**WORK INSTRUCTIONS**
Each entry below is to be given again word for word, with no pictures.
## start RECORD SET
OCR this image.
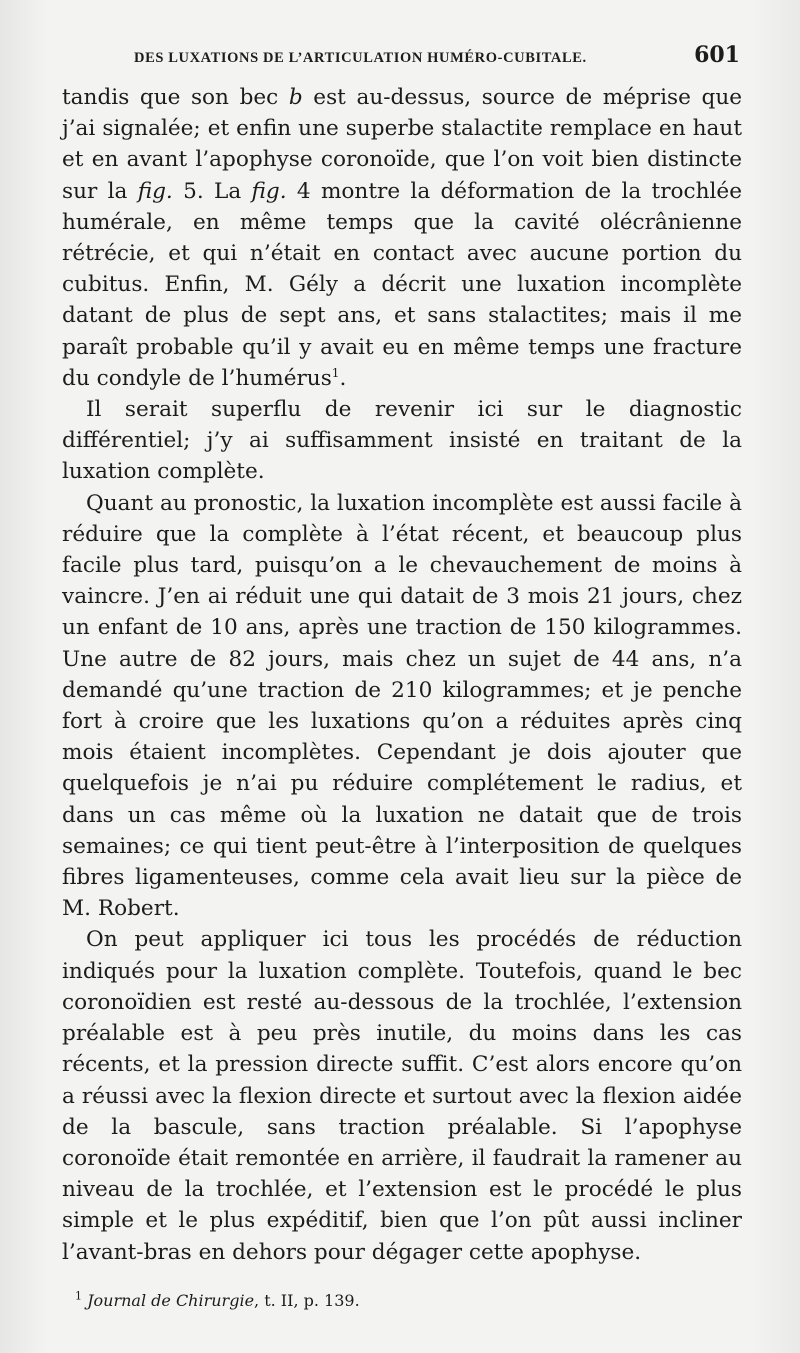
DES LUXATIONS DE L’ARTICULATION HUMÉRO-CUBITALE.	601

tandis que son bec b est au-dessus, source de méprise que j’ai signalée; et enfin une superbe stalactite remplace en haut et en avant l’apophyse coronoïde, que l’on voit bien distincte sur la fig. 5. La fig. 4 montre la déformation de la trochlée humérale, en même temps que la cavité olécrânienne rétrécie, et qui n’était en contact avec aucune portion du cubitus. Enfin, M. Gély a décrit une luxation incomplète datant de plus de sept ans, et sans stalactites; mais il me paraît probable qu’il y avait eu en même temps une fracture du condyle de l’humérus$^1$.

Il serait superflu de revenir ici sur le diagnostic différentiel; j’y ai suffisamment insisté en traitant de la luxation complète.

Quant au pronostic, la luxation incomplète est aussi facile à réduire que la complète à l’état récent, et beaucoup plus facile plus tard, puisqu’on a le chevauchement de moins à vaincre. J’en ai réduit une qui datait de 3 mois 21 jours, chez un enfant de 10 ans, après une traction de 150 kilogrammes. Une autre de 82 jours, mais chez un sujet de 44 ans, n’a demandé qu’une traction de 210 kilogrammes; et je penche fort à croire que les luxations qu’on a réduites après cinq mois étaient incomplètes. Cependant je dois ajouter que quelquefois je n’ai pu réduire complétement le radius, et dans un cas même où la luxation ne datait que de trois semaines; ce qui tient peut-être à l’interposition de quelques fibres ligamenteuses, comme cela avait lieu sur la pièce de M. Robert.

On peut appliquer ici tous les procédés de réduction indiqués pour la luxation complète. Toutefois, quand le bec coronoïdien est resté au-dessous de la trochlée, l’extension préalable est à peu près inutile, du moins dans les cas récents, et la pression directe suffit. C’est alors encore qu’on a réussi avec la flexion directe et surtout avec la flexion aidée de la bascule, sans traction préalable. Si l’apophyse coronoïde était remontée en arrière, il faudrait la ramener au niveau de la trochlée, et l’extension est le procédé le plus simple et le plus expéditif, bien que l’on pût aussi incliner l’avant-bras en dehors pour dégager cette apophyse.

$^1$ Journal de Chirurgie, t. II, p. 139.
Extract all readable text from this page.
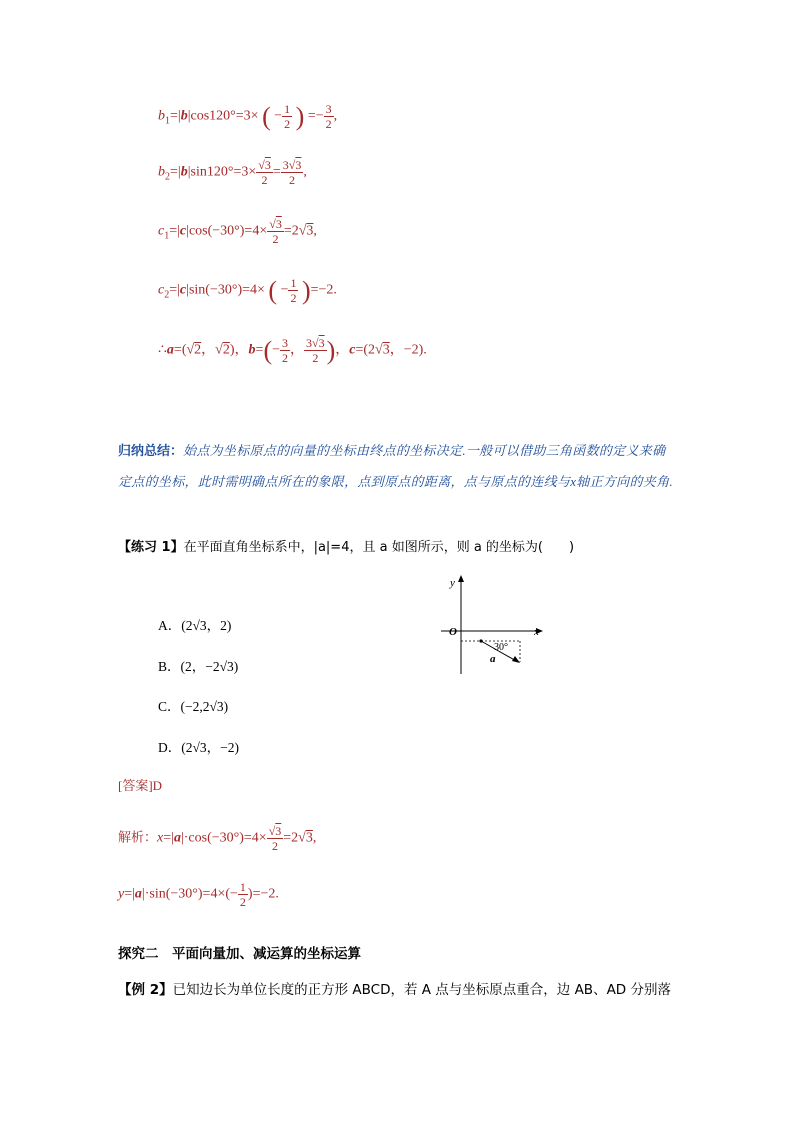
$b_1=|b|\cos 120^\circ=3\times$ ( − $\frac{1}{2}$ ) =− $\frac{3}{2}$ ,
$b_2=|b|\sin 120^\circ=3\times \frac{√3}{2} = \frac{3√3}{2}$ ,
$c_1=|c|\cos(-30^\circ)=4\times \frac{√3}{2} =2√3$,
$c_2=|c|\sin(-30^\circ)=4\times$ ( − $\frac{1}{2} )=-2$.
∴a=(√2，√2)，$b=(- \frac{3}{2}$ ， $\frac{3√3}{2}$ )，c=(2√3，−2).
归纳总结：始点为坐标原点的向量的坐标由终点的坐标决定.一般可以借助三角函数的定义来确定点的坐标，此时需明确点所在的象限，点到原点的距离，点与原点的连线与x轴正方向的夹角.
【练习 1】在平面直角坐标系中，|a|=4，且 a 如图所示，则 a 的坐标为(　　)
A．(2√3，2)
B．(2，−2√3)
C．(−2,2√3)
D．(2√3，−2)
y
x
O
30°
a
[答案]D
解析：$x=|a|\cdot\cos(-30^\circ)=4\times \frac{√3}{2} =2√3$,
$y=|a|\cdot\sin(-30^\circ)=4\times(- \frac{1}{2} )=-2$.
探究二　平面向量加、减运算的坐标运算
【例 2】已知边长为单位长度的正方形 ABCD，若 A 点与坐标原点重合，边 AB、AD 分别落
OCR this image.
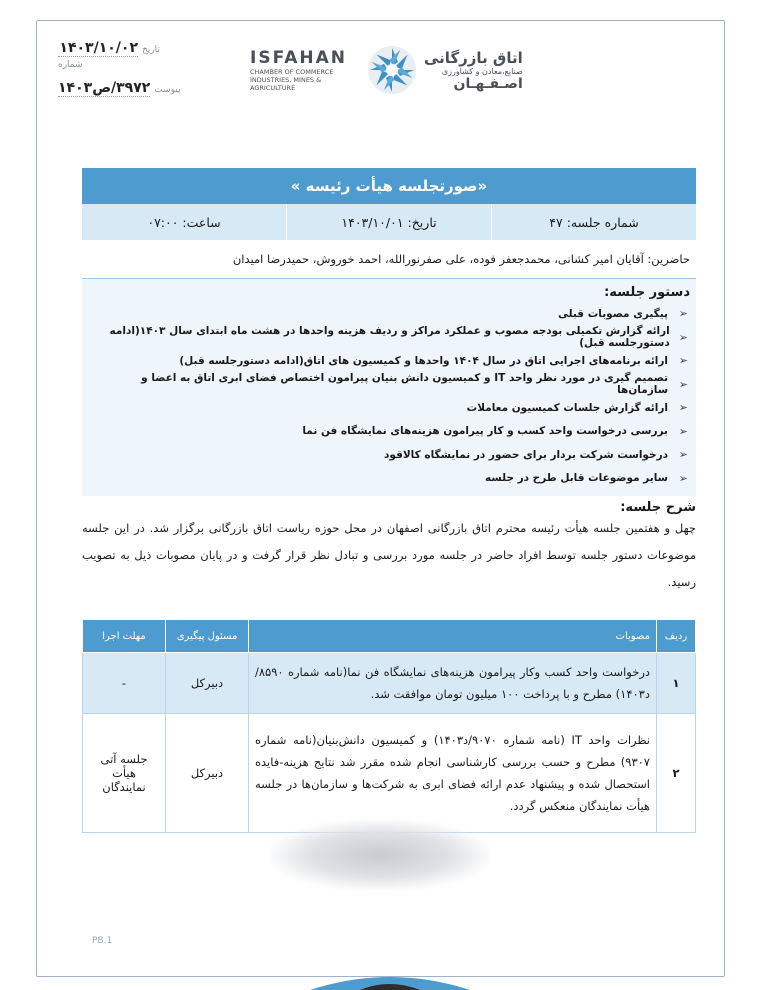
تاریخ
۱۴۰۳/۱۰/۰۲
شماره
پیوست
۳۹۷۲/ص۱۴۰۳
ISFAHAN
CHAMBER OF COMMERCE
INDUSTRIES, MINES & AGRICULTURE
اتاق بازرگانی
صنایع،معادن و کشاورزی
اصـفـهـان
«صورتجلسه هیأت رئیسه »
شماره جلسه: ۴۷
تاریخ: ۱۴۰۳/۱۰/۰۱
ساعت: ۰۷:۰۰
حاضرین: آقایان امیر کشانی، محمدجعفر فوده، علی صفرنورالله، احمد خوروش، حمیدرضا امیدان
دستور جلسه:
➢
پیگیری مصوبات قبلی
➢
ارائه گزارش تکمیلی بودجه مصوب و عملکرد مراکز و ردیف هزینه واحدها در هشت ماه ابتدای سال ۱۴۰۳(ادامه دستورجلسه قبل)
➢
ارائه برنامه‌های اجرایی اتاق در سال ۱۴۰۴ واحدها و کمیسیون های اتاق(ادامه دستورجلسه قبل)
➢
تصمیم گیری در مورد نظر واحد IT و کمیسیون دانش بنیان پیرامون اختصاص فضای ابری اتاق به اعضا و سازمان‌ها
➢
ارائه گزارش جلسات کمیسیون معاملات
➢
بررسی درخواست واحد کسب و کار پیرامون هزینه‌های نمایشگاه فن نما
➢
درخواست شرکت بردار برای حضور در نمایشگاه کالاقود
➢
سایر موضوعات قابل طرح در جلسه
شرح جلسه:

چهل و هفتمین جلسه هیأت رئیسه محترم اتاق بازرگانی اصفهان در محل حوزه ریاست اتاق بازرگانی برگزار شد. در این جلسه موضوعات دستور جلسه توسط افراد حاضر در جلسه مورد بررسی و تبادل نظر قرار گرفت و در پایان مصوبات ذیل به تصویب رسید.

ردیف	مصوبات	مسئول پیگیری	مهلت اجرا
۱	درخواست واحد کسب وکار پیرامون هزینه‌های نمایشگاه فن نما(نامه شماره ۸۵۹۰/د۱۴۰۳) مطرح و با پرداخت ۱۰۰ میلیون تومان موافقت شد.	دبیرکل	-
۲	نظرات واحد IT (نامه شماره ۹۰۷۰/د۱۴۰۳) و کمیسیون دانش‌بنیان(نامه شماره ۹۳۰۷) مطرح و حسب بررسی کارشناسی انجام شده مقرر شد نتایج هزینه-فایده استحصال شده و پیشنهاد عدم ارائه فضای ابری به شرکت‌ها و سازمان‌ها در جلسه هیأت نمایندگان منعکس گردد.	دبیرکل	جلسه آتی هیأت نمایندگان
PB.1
## end RECORD SET
**TASK OUTPUT**
OCR this image.
DES LUXATIONS DE L’ARTICULATION HUMÉRO-CUBITALE.	601

tandis que son bec b est au-dessus, source de méprise que j’ai signalée; et enfin une superbe stalactite remplace en haut et en avant l’apophyse coronoïde, que l’on voit bien distincte sur la fig. 5. La fig. 4 montre la déformation de la trochlée humérale, en même temps que la cavité olécrânienne rétrécie, et qui n’était en contact avec aucune portion du cubitus. Enfin, M. Gély a décrit une luxation incomplète datant de plus de sept ans, et sans stalactites; mais il me paraît probable qu’il y avait eu en même temps une fracture du condyle de l’humérus$^1$.

Il serait superflu de revenir ici sur le diagnostic différentiel; j’y ai suffisamment insisté en traitant de la luxation complète.

Quant au pronostic, la luxation incomplète est aussi facile à réduire que la complète à l’état récent, et beaucoup plus facile plus tard, puisqu’on a le chevauchement de moins à vaincre. J’en ai réduit une qui datait de 3 mois 21 jours, chez un enfant de 10 ans, après une traction de 150 kilogrammes. Une autre de 82 jours, mais chez un sujet de 44 ans, n’a demandé qu’une traction de 210 kilogrammes; et je penche fort à croire que les luxations qu’on a réduites après cinq mois étaient incomplètes. Cependant je dois ajouter que quelquefois je n’ai pu réduire complétement le radius, et dans un cas même où la luxation ne datait que de trois semaines; ce qui tient peut-être à l’interposition de quelques fibres ligamenteuses, comme cela avait lieu sur la pièce de M. Robert.

On peut appliquer ici tous les procédés de réduction indiqués pour la luxation complète. Toutefois, quand le bec coronoïdien est resté au-dessous de la trochlée, l’extension préalable est à peu près inutile, du moins dans les cas récents, et la pression directe suffit. C’est alors encore qu’on a réussi avec la flexion directe et surtout avec la flexion aidée de la bascule, sans traction préalable. Si l’apophyse coronoïde était remontée en arrière, il faudrait la ramener au niveau de la trochlée, et l’extension est le procédé le plus simple et le plus expéditif, bien que l’on pût aussi incliner l’avant-bras en dehors pour dégager cette apophyse.

$^1$ Journal de Chirurgie, t. II, p. 139.
Extract all readable text from this page.
$b_1=|b|\cos 120^\circ=3\times$ ( − $\frac{1}{2}$ ) =− $\frac{3}{2}$ ,
$b_2=|b|\sin 120^\circ=3\times \frac{√3}{2} = \frac{3√3}{2}$ ,
$c_1=|c|\cos(-30^\circ)=4\times \frac{√3}{2} =2√3$,
$c_2=|c|\sin(-30^\circ)=4\times$ ( − $\frac{1}{2} )=-2$.
∴a=(√2，√2)，$b=(- \frac{3}{2}$ ， $\frac{3√3}{2}$ )，c=(2√3，−2).
归纳总结：始点为坐标原点的向量的坐标由终点的坐标决定.一般可以借助三角函数的定义来确定点的坐标，此时需明确点所在的象限，点到原点的距离，点与原点的连线与x轴正方向的夹角.
【练习 1】在平面直角坐标系中，|a|=4，且 a 如图所示，则 a 的坐标为(　　)
A．(2√3，2)
B．(2，−2√3)
C．(−2,2√3)
D．(2√3，−2)
y
x
O
30°
a
[答案]D
解析：$x=|a|\cdot\cos(-30^\circ)=4\times \frac{√3}{2} =2√3$,
$y=|a|\cdot\sin(-30^\circ)=4\times(- \frac{1}{2} )=-2$.
探究二　平面向量加、减运算的坐标运算
【例 2】已知边长为单位长度的正方形 ABCD，若 A 点与坐标原点重合，边 AB、AD 分别落
OCR this image.
تاریخ
۱۴۰۳/۱۰/۰۲
شماره
پیوست
۳۹۷۲/ص۱۴۰۳
ISFAHAN
CHAMBER OF COMMERCE
INDUSTRIES, MINES & AGRICULTURE
اتاق بازرگانی
صنایع،معادن و کشاورزی
اصـفـهـان
«صورتجلسه هیأت رئیسه »
شماره جلسه: ۴۷
تاریخ: ۱۴۰۳/۱۰/۰۱
ساعت: ۰۷:۰۰
حاضرین: آقایان امیر کشانی، محمدجعفر فوده، علی صفرنورالله، احمد خوروش، حمیدرضا امیدان
دستور جلسه:
➢
پیگیری مصوبات قبلی
➢
ارائه گزارش تکمیلی بودجه مصوب و عملکرد مراکز و ردیف هزینه واحدها در هشت ماه ابتدای سال ۱۴۰۳(ادامه دستورجلسه قبل)
➢
ارائه برنامه‌های اجرایی اتاق در سال ۱۴۰۴ واحدها و کمیسیون های اتاق(ادامه دستورجلسه قبل)
➢
تصمیم گیری در مورد نظر واحد IT و کمیسیون دانش بنیان پیرامون اختصاص فضای ابری اتاق به اعضا و سازمان‌ها
➢
ارائه گزارش جلسات کمیسیون معاملات
➢
بررسی درخواست واحد کسب و کار پیرامون هزینه‌های نمایشگاه فن نما
➢
درخواست شرکت بردار برای حضور در نمایشگاه کالاقود
➢
سایر موضوعات قابل طرح در جلسه
شرح جلسه:

چهل و هفتمین جلسه هیأت رئیسه محترم اتاق بازرگانی اصفهان در محل حوزه ریاست اتاق بازرگانی برگزار شد. در این جلسه موضوعات دستور جلسه توسط افراد حاضر در جلسه مورد بررسی و تبادل نظر قرار گرفت و در پایان مصوبات ذیل به تصویب رسید.

ردیف	مصوبات	مسئول پیگیری	مهلت اجرا
۱	درخواست واحد کسب وکار پیرامون هزینه‌های نمایشگاه فن نما(نامه شماره ۸۵۹۰/د۱۴۰۳) مطرح و با پرداخت ۱۰۰ میلیون تومان موافقت شد.	دبیرکل	-
۲	نظرات واحد IT (نامه شماره ۹۰۷۰/د۱۴۰۳) و کمیسیون دانش‌بنیان(نامه شماره ۹۳۰۷) مطرح و حسب بررسی کارشناسی انجام شده مقرر شد نتایج هزینه-فایده استحصال شده و پیشنهاد عدم ارائه فضای ابری به شرکت‌ها و سازمان‌ها در جلسه هیأت نمایندگان منعکس گردد.	دبیرکل	جلسه آتی هیأت نمایندگان
PB.1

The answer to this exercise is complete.